What you need to do:
Lines containing the string "JSON" are to be counted. Write only how many there are.
___ Recorded data
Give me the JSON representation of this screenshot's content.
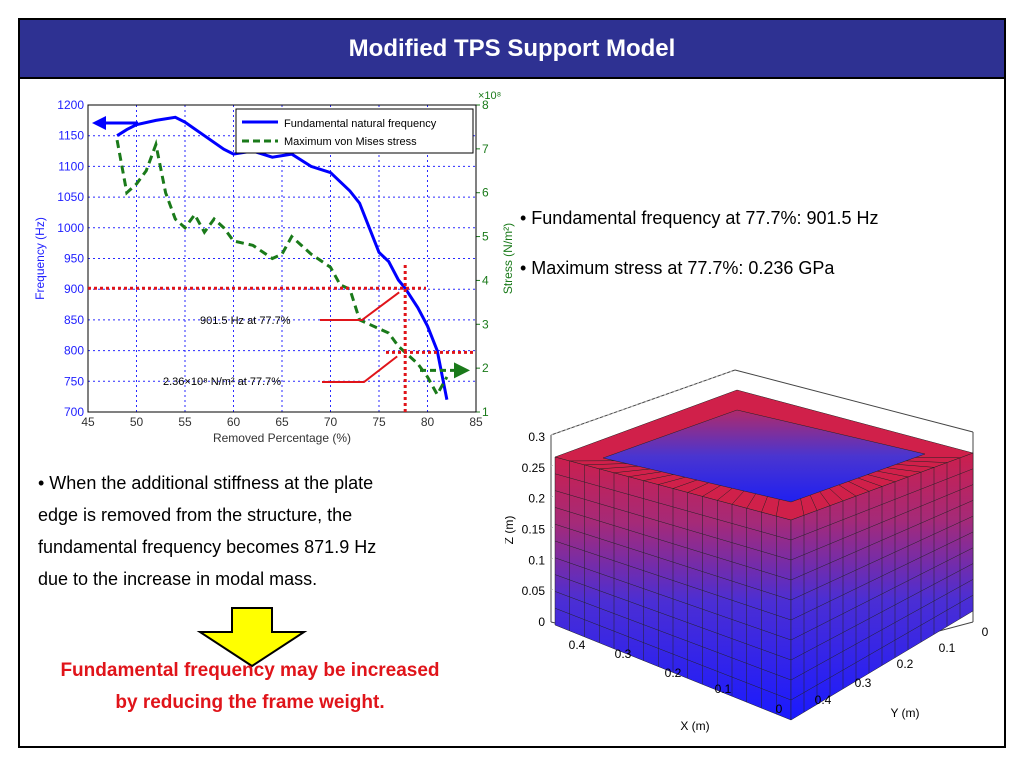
{
  "slide": {
    "title": "Modified TPS Support Model",
    "bullets_right": [
      "• Fundamental frequency at 77.7%: 901.5 Hz",
      "• Maximum stress at 77.7%: 0.236 GPa"
    ],
    "bullet_left_lines": [
      "• When the additional stiffness at the plate",
      "edge is removed from the structure, the",
      "fundamental frequency becomes 871.9 Hz",
      "due to the increase in modal mass."
    ],
    "conclusion_lines": [
      "Fundamental frequency may be increased",
      "by reducing the frame weight."
    ],
    "arrow_icon": "down-arrow-icon"
  },
  "colors": {
    "title_bar": "#2e3192",
    "frequency_line": "#0000ff",
    "stress_line": "#1a7a1a",
    "annotation_red": "#e0141a",
    "arrow_yellow": "#ffff00"
  },
  "chart_data": [
    {
      "type": "line",
      "xlabel": "Removed Percentage (%)",
      "ylabel": "Frequency (Hz)",
      "y2label": "Stress (N/m²)",
      "y2_exponent": "×10⁸",
      "xlim": [
        45,
        85
      ],
      "ylim": [
        700,
        1200
      ],
      "y2lim": [
        1,
        8
      ],
      "xticks": [
        45,
        50,
        55,
        60,
        65,
        70,
        75,
        80,
        85
      ],
      "yticks": [
        700,
        750,
        800,
        850,
        900,
        950,
        1000,
        1050,
        1100,
        1150,
        1200
      ],
      "y2ticks": [
        1,
        2,
        3,
        4,
        5,
        6,
        7,
        8
      ],
      "grid": true,
      "legend_position": "top-right",
      "series": [
        {
          "name": "Fundamental natural frequency",
          "axis": "left",
          "x": [
            48,
            49,
            50,
            52,
            54,
            55,
            57,
            59,
            60,
            62,
            64,
            66,
            68,
            70,
            72,
            73,
            74,
            75,
            76,
            77,
            77.7,
            79,
            80,
            81,
            82
          ],
          "values": [
            1150,
            1160,
            1168,
            1175,
            1180,
            1172,
            1150,
            1128,
            1120,
            1125,
            1115,
            1120,
            1100,
            1090,
            1060,
            1040,
            1000,
            960,
            945,
            915,
            901.5,
            870,
            840,
            800,
            720
          ]
        },
        {
          "name": "Maximum von Mises stress",
          "axis": "right",
          "x": [
            48,
            49,
            50,
            51,
            52,
            53,
            54,
            55,
            56,
            57,
            58,
            59,
            60,
            62,
            64,
            65,
            66,
            67,
            68,
            70,
            71,
            72,
            73,
            74,
            75,
            76,
            77,
            77.7,
            79,
            80,
            81,
            82
          ],
          "values": [
            7.2,
            6.0,
            6.2,
            6.5,
            7.1,
            6.0,
            5.4,
            5.2,
            5.5,
            5.1,
            5.4,
            5.2,
            4.9,
            4.8,
            4.5,
            4.6,
            5.0,
            4.8,
            4.6,
            4.3,
            3.9,
            3.8,
            3.1,
            3.0,
            2.9,
            2.8,
            2.5,
            2.36,
            2.1,
            1.8,
            1.4,
            1.8
          ]
        }
      ],
      "annotations": [
        "901.5 Hz at 77.7%",
        "2.36×10⁸ N/m² at 77.7%"
      ]
    },
    {
      "type": "3d-surface",
      "xlabel": "X (m)",
      "ylabel": "Y (m)",
      "zlabel": "Z (m)",
      "xticks": [
        0,
        0.1,
        0.2,
        0.3,
        0.4
      ],
      "yticks": [
        0,
        0.1,
        0.2,
        0.3,
        0.4
      ],
      "zticks": [
        0,
        0.05,
        0.1,
        0.15,
        0.2,
        0.25,
        0.3
      ],
      "zlim": [
        0,
        0.3
      ]
    }
  ]
}
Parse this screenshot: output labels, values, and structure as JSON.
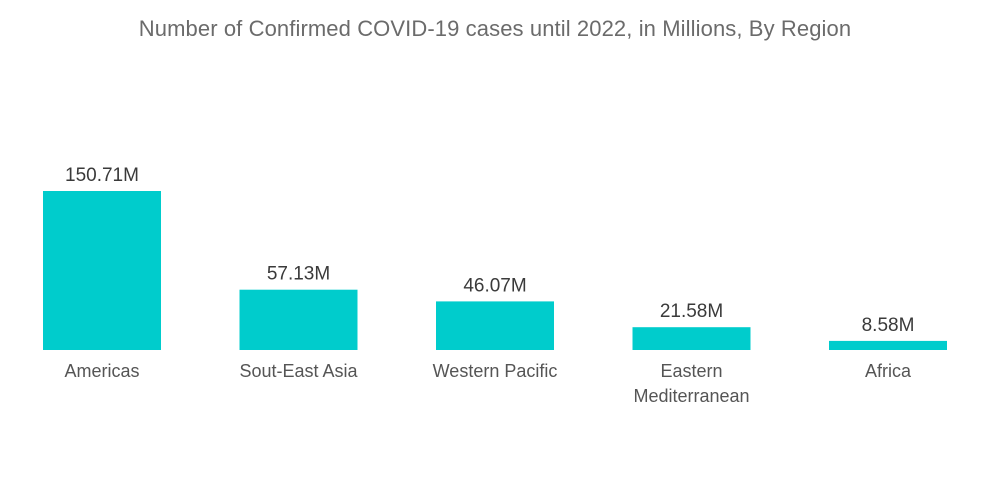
{
  "chart_data": {
    "type": "bar",
    "title": "Number of Confirmed COVID-19 cases until 2022, in Millions, By Region",
    "categories": [
      [
        "Americas"
      ],
      [
        "Sout-East Asia"
      ],
      [
        "Western Pacific"
      ],
      [
        "Eastern",
        "Mediterranean"
      ],
      [
        "Africa"
      ]
    ],
    "values": [
      150.71,
      57.13,
      46.07,
      21.58,
      8.58
    ],
    "data_labels": [
      "150.71M",
      "57.13M",
      "46.07M",
      "21.58M",
      "8.58M"
    ],
    "xlabel": "",
    "ylabel": "",
    "ylim": [
      0,
      150.71
    ],
    "grid": false,
    "legend": "none",
    "colors": {
      "bar": "#00cccc"
    }
  }
}
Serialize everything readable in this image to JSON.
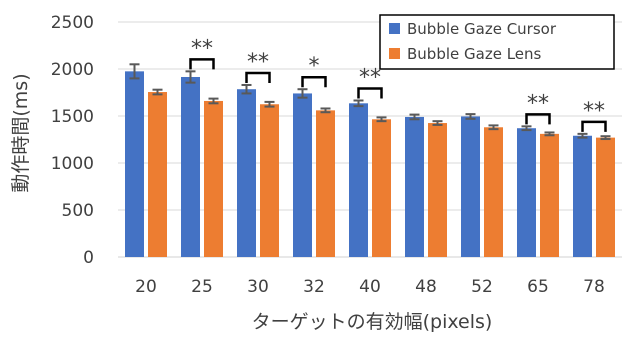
{
  "chart_data": {
    "type": "bar",
    "categories": [
      "20",
      "25",
      "30",
      "32",
      "40",
      "48",
      "52",
      "65",
      "78"
    ],
    "series": [
      {
        "name": "Bubble Gaze Cursor",
        "color": "#4472C4",
        "values": [
          1975,
          1915,
          1785,
          1740,
          1635,
          1490,
          1495,
          1370,
          1290
        ],
        "errors": [
          75,
          60,
          45,
          45,
          30,
          25,
          25,
          20,
          20
        ]
      },
      {
        "name": "Bubble Gaze Lens",
        "color": "#ED7D31",
        "values": [
          1755,
          1660,
          1625,
          1560,
          1465,
          1425,
          1380,
          1310,
          1270
        ],
        "errors": [
          25,
          25,
          25,
          20,
          20,
          20,
          20,
          15,
          15
        ]
      }
    ],
    "significance": [
      {
        "category": "25",
        "label": "**"
      },
      {
        "category": "30",
        "label": "**"
      },
      {
        "category": "32",
        "label": "*"
      },
      {
        "category": "40",
        "label": "**"
      },
      {
        "category": "65",
        "label": "**"
      },
      {
        "category": "78",
        "label": "**"
      }
    ],
    "ylabel": "動作時間(ms)",
    "xlabel": "ターゲットの有効幅(pixels)",
    "ylim": [
      0,
      2500
    ],
    "yticks": [
      0,
      500,
      1000,
      1500,
      2000,
      2500
    ],
    "grid": true,
    "legend_position": "top-right"
  }
}
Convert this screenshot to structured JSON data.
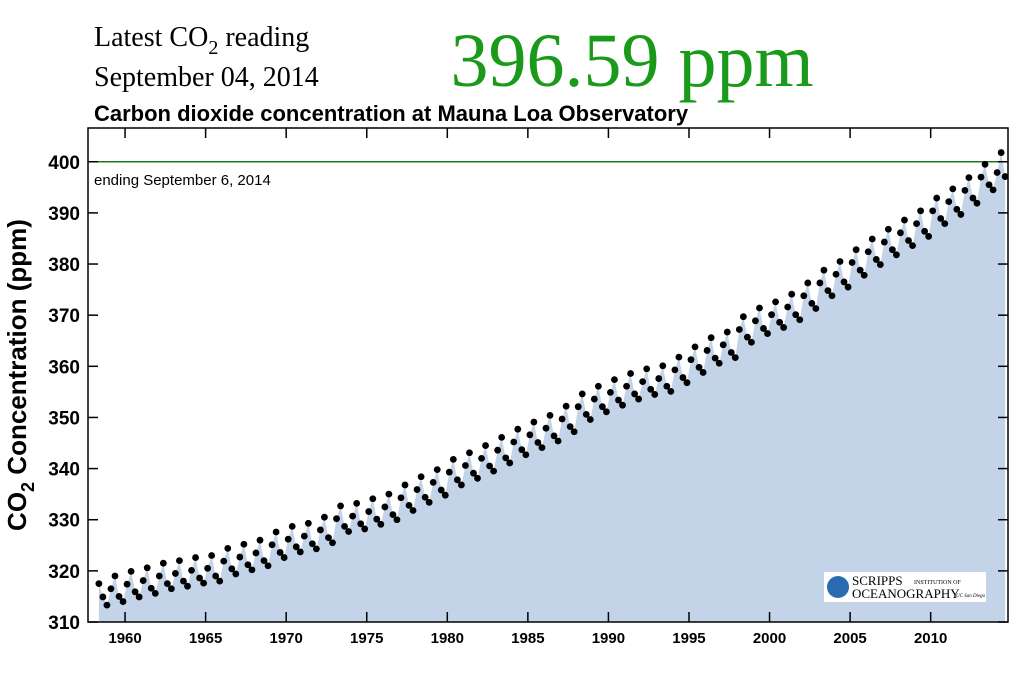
{
  "header": {
    "latest_label": "Latest CO",
    "latest_label_sub": "2",
    "latest_label_end": " reading",
    "date": "September 04, 2014",
    "reading": "396.59 ppm",
    "reading_color": "#1a9a1a"
  },
  "logo": {
    "name": "SCRIPPS",
    "sub": "INSTITUTION OF",
    "name2": "OCEANOGRAPHY",
    "campus": "UC San Diego"
  },
  "chart_data": {
    "type": "scatter",
    "title": "Carbon dioxide concentration at Mauna Loa Observatory",
    "y_label": "CO",
    "y_label_sub": "2",
    "y_label_end": " Concentration (ppm)",
    "annotation": "ending September 6, 2014",
    "reference_line": 400,
    "reference_color": "#1a7a1a",
    "area_color": "#c3d4e8",
    "color": "#000000",
    "xlim": [
      1957.7,
      2014.8
    ],
    "ylim": [
      310,
      406.6
    ],
    "xticks": [
      1960,
      1965,
      1970,
      1975,
      1980,
      1985,
      1990,
      1995,
      2000,
      2005,
      2010
    ],
    "yticks": [
      310,
      320,
      330,
      340,
      350,
      360,
      370,
      380,
      390,
      400
    ],
    "x": [
      1958.375,
      1958.625,
      1958.875,
      1959.125,
      1959.375,
      1959.625,
      1959.875,
      1960.125,
      1960.375,
      1960.625,
      1960.875,
      1961.125,
      1961.375,
      1961.625,
      1961.875,
      1962.125,
      1962.375,
      1962.625,
      1962.875,
      1963.125,
      1963.375,
      1963.625,
      1963.875,
      1964.125,
      1964.375,
      1964.625,
      1964.875,
      1965.125,
      1965.375,
      1965.625,
      1965.875,
      1966.125,
      1966.375,
      1966.625,
      1966.875,
      1967.125,
      1967.375,
      1967.625,
      1967.875,
      1968.125,
      1968.375,
      1968.625,
      1968.875,
      1969.125,
      1969.375,
      1969.625,
      1969.875,
      1970.125,
      1970.375,
      1970.625,
      1970.875,
      1971.125,
      1971.375,
      1971.625,
      1971.875,
      1972.125,
      1972.375,
      1972.625,
      1972.875,
      1973.125,
      1973.375,
      1973.625,
      1973.875,
      1974.125,
      1974.375,
      1974.625,
      1974.875,
      1975.125,
      1975.375,
      1975.625,
      1975.875,
      1976.125,
      1976.375,
      1976.625,
      1976.875,
      1977.125,
      1977.375,
      1977.625,
      1977.875,
      1978.125,
      1978.375,
      1978.625,
      1978.875,
      1979.125,
      1979.375,
      1979.625,
      1979.875,
      1980.125,
      1980.375,
      1980.625,
      1980.875,
      1981.125,
      1981.375,
      1981.625,
      1981.875,
      1982.125,
      1982.375,
      1982.625,
      1982.875,
      1983.125,
      1983.375,
      1983.625,
      1983.875,
      1984.125,
      1984.375,
      1984.625,
      1984.875,
      1985.125,
      1985.375,
      1985.625,
      1985.875,
      1986.125,
      1986.375,
      1986.625,
      1986.875,
      1987.125,
      1987.375,
      1987.625,
      1987.875,
      1988.125,
      1988.375,
      1988.625,
      1988.875,
      1989.125,
      1989.375,
      1989.625,
      1989.875,
      1990.125,
      1990.375,
      1990.625,
      1990.875,
      1991.125,
      1991.375,
      1991.625,
      1991.875,
      1992.125,
      1992.375,
      1992.625,
      1992.875,
      1993.125,
      1993.375,
      1993.625,
      1993.875,
      1994.125,
      1994.375,
      1994.625,
      1994.875,
      1995.125,
      1995.375,
      1995.625,
      1995.875,
      1996.125,
      1996.375,
      1996.625,
      1996.875,
      1997.125,
      1997.375,
      1997.625,
      1997.875,
      1998.125,
      1998.375,
      1998.625,
      1998.875,
      1999.125,
      1999.375,
      1999.625,
      1999.875,
      2000.125,
      2000.375,
      2000.625,
      2000.875,
      2001.125,
      2001.375,
      2001.625,
      2001.875,
      2002.125,
      2002.375,
      2002.625,
      2002.875,
      2003.125,
      2003.375,
      2003.625,
      2003.875,
      2004.125,
      2004.375,
      2004.625,
      2004.875,
      2005.125,
      2005.375,
      2005.625,
      2005.875,
      2006.125,
      2006.375,
      2006.625,
      2006.875,
      2007.125,
      2007.375,
      2007.625,
      2007.875,
      2008.125,
      2008.375,
      2008.625,
      2008.875,
      2009.125,
      2009.375,
      2009.625,
      2009.875,
      2010.125,
      2010.375,
      2010.625,
      2010.875,
      2011.125,
      2011.375,
      2011.625,
      2011.875,
      2012.125,
      2012.375,
      2012.625,
      2012.875,
      2013.125,
      2013.375,
      2013.625,
      2013.875,
      2014.125,
      2014.375,
      2014.625
    ],
    "values": [
      317.5,
      314.9,
      313.3,
      316.5,
      319.0,
      315.0,
      314.0,
      317.4,
      319.9,
      315.9,
      314.9,
      318.1,
      320.6,
      316.6,
      315.6,
      319.0,
      321.5,
      317.5,
      316.5,
      319.5,
      322.0,
      318.0,
      317.0,
      320.1,
      322.6,
      318.6,
      317.6,
      320.5,
      323.0,
      319.0,
      318.0,
      321.9,
      324.4,
      320.4,
      319.4,
      322.7,
      325.2,
      321.2,
      320.2,
      323.5,
      326.0,
      322.0,
      321.0,
      325.1,
      327.6,
      323.6,
      322.6,
      326.2,
      328.7,
      324.7,
      323.7,
      326.8,
      329.3,
      325.3,
      324.3,
      328.0,
      330.5,
      326.5,
      325.5,
      330.2,
      332.7,
      328.7,
      327.7,
      330.7,
      333.2,
      329.2,
      328.2,
      331.6,
      334.1,
      330.1,
      329.1,
      332.5,
      335.0,
      331.0,
      330.0,
      334.3,
      336.8,
      332.8,
      331.8,
      335.9,
      338.4,
      334.4,
      333.4,
      337.3,
      339.8,
      335.8,
      334.8,
      339.3,
      341.8,
      337.8,
      336.8,
      340.6,
      343.1,
      339.1,
      338.1,
      342.0,
      344.5,
      340.5,
      339.5,
      343.6,
      346.1,
      342.1,
      341.1,
      345.2,
      347.7,
      343.7,
      342.7,
      346.6,
      349.1,
      345.1,
      344.1,
      347.9,
      350.4,
      346.4,
      345.4,
      349.7,
      352.2,
      348.2,
      347.2,
      352.1,
      354.6,
      350.6,
      349.6,
      353.6,
      356.1,
      352.1,
      351.1,
      354.9,
      357.4,
      353.4,
      352.4,
      356.1,
      358.6,
      354.6,
      353.6,
      357.0,
      359.5,
      355.5,
      354.5,
      357.6,
      360.1,
      356.1,
      355.1,
      359.3,
      361.8,
      357.8,
      356.8,
      361.3,
      363.8,
      359.8,
      358.8,
      363.1,
      365.6,
      361.6,
      360.6,
      364.2,
      366.7,
      362.7,
      361.7,
      367.2,
      369.7,
      365.7,
      364.7,
      368.9,
      371.4,
      367.4,
      366.4,
      370.1,
      372.6,
      368.6,
      367.6,
      371.6,
      374.1,
      370.1,
      369.1,
      373.8,
      376.3,
      372.3,
      371.3,
      376.3,
      378.8,
      374.8,
      373.8,
      378.0,
      380.5,
      376.5,
      375.5,
      380.3,
      382.8,
      378.8,
      377.8,
      382.4,
      384.9,
      380.9,
      379.9,
      384.3,
      386.8,
      382.8,
      381.8,
      386.1,
      388.6,
      384.6,
      383.6,
      387.9,
      390.4,
      386.4,
      385.4,
      390.4,
      392.9,
      388.9,
      387.9,
      392.2,
      394.7,
      390.7,
      389.7,
      394.4,
      396.9,
      392.9,
      391.9,
      397.0,
      399.5,
      395.5,
      394.5,
      397.9,
      401.8,
      397.1
    ]
  }
}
______
Exercise solution:
4